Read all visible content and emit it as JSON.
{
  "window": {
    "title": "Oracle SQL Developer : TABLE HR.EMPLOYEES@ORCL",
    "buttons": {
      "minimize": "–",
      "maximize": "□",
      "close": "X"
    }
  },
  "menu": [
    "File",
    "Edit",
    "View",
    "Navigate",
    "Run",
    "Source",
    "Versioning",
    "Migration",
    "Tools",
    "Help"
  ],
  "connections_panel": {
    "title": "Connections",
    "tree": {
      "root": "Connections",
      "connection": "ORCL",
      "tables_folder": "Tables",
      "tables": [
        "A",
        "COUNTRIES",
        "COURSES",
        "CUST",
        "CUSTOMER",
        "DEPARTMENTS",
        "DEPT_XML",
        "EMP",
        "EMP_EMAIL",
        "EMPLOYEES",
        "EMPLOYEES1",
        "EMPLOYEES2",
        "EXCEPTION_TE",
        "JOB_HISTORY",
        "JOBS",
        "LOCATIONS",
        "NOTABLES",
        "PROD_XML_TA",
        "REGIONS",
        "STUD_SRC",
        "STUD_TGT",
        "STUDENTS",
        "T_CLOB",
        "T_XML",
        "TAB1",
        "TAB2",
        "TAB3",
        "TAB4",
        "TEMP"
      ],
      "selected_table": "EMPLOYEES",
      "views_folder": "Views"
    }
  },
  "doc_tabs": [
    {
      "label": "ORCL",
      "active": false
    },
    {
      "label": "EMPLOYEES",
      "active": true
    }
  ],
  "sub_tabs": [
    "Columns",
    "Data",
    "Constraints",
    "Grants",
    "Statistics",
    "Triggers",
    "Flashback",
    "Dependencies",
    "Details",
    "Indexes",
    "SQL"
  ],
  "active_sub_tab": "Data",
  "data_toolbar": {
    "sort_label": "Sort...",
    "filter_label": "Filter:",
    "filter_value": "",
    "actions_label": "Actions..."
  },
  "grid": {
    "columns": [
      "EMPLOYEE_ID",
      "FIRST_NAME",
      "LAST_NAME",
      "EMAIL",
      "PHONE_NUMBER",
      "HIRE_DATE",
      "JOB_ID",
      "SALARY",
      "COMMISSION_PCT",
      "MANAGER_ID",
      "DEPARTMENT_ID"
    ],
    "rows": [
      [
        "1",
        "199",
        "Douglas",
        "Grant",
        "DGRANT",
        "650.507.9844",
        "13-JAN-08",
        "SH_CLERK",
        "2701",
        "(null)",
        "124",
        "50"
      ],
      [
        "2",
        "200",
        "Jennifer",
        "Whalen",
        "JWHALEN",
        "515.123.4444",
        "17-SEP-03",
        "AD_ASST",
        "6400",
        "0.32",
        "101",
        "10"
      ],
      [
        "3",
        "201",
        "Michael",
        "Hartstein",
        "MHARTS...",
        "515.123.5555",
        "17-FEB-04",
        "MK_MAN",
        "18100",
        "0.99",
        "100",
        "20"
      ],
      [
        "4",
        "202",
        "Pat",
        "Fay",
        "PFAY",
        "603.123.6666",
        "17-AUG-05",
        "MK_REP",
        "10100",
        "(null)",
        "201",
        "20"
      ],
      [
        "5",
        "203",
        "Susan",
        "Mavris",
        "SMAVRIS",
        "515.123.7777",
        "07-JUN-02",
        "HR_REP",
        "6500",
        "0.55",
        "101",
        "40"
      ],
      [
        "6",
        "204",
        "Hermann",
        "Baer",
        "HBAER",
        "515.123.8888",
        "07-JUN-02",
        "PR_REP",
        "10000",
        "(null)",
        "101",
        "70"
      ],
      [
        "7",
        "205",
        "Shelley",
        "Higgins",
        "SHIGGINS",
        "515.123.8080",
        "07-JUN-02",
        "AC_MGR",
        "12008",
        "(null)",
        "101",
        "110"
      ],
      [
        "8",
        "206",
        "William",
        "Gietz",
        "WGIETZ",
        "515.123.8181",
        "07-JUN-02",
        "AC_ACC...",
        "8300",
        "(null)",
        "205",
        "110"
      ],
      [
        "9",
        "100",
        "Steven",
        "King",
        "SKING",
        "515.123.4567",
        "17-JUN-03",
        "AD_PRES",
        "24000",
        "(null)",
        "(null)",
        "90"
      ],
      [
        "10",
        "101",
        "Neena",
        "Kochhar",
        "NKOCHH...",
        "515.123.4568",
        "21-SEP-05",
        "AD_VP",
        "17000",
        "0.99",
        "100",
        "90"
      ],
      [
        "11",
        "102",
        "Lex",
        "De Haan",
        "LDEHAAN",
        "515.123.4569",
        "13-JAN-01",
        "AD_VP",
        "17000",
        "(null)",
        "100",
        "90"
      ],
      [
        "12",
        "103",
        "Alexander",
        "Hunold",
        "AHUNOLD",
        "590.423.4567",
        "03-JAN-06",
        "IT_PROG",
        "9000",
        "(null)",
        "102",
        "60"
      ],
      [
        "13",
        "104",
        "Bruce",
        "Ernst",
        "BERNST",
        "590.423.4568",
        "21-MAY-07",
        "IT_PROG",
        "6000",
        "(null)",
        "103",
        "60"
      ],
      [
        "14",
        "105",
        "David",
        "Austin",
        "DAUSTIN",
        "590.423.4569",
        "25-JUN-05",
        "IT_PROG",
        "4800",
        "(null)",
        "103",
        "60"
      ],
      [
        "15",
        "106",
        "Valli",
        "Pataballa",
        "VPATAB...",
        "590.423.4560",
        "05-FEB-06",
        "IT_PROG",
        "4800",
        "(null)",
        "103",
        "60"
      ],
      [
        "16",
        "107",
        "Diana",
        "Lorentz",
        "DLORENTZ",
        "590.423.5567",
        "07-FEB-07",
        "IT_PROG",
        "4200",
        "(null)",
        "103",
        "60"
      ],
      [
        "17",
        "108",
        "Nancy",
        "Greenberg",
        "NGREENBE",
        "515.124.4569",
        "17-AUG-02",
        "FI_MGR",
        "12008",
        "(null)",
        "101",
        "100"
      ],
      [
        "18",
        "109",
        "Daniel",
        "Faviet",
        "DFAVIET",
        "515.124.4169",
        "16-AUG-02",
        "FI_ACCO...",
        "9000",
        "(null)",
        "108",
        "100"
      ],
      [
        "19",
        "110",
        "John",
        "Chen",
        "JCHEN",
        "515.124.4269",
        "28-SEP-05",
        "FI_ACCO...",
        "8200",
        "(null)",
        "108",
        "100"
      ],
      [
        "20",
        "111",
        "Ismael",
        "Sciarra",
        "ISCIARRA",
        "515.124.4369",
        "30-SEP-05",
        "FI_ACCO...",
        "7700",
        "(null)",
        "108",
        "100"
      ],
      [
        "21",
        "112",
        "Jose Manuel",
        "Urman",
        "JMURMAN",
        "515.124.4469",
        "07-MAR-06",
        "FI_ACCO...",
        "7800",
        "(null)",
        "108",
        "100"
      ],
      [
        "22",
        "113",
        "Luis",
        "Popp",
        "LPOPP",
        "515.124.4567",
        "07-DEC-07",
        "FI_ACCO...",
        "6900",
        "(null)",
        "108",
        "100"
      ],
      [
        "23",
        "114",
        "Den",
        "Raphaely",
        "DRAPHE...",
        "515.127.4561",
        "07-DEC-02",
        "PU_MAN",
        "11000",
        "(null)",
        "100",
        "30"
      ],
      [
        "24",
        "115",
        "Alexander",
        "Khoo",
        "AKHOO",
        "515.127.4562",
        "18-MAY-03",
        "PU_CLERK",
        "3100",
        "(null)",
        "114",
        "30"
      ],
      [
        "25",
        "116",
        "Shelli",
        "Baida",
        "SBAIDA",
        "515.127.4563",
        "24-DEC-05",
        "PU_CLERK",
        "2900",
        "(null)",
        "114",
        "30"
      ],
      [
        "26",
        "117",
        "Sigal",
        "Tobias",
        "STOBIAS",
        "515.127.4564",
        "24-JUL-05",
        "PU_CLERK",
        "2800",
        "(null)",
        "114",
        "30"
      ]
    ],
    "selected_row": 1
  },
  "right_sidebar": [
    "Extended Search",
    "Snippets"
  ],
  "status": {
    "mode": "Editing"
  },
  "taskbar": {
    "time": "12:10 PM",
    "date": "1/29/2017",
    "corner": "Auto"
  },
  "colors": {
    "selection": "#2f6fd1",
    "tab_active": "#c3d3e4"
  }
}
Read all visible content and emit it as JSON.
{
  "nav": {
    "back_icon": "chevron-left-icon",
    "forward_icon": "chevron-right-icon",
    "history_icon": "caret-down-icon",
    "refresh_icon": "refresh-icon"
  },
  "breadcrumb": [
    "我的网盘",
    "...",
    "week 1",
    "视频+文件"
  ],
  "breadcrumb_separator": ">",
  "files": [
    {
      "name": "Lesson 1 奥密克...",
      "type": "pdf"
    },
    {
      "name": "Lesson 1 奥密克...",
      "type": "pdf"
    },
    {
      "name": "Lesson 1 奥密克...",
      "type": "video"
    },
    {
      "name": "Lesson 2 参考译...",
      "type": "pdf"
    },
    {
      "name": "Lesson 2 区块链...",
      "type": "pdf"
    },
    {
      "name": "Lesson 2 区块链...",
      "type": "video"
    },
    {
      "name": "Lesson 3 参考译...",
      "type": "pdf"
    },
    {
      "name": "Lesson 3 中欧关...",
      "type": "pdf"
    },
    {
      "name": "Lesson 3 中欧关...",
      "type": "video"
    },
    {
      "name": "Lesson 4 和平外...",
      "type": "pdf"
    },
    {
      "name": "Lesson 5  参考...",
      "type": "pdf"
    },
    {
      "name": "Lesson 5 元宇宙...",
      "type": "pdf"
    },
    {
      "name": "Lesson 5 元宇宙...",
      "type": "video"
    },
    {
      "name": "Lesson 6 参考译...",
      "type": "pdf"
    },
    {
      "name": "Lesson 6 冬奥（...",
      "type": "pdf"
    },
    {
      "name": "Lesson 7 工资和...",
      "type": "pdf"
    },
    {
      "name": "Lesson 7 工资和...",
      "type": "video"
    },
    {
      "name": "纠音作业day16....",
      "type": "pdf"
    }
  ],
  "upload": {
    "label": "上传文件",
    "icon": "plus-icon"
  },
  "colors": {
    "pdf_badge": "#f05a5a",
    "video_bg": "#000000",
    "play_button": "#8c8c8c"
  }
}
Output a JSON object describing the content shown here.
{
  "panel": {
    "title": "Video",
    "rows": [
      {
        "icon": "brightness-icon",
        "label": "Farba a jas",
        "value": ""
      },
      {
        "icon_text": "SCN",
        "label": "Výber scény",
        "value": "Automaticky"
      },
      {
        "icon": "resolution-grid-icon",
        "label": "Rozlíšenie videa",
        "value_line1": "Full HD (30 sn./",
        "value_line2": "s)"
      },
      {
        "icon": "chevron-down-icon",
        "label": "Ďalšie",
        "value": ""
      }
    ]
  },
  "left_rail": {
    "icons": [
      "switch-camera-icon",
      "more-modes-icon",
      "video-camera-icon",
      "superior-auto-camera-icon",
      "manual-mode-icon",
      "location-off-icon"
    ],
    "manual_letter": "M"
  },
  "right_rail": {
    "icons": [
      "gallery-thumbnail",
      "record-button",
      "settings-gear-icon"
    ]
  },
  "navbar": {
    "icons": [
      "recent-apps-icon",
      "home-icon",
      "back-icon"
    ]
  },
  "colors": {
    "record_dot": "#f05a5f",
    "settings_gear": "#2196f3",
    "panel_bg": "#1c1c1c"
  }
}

======

Extract, unchanged, the closing run of lines that opens with the line containing "Output a JSON" and ends with the last line.

Output a JSON object describing the content shown here.
{
  "panel": {
    "title": "Video",
    "rows": [
      {
        "icon": "brightness-icon",
        "label": "Farba a jas",
        "value": ""
      },
      {
        "icon_text": "SCN",
        "label": "Výber scény",
        "value": "Automaticky"
      },
      {
        "icon": "resolution-grid-icon",
        "label": "Rozlíšenie videa",
        "value_line1": "Full HD (30 sn./",
        "value_line2": "s)"
      },
      {
        "icon": "chevron-down-icon",
        "label": "Ďalšie",
        "value": ""
      }
    ]
  },
  "left_rail": {
    "icons": [
      "switch-camera-icon",
      "more-modes-icon",
      "video-camera-icon",
      "superior-auto-camera-icon",
      "manual-mode-icon",
      "location-off-icon"
    ],
    "manual_letter": "M"
  },
  "right_rail": {
    "icons": [
      "gallery-thumbnail",
      "record-button",
      "settings-gear-icon"
    ]
  },
  "navbar": {
    "icons": [
      "recent-apps-icon",
      "home-icon",
      "back-icon"
    ]
  },
  "colors": {
    "record_dot": "#f05a5f",
    "settings_gear": "#2196f3",
    "panel_bg": "#1c1c1c"
  }
}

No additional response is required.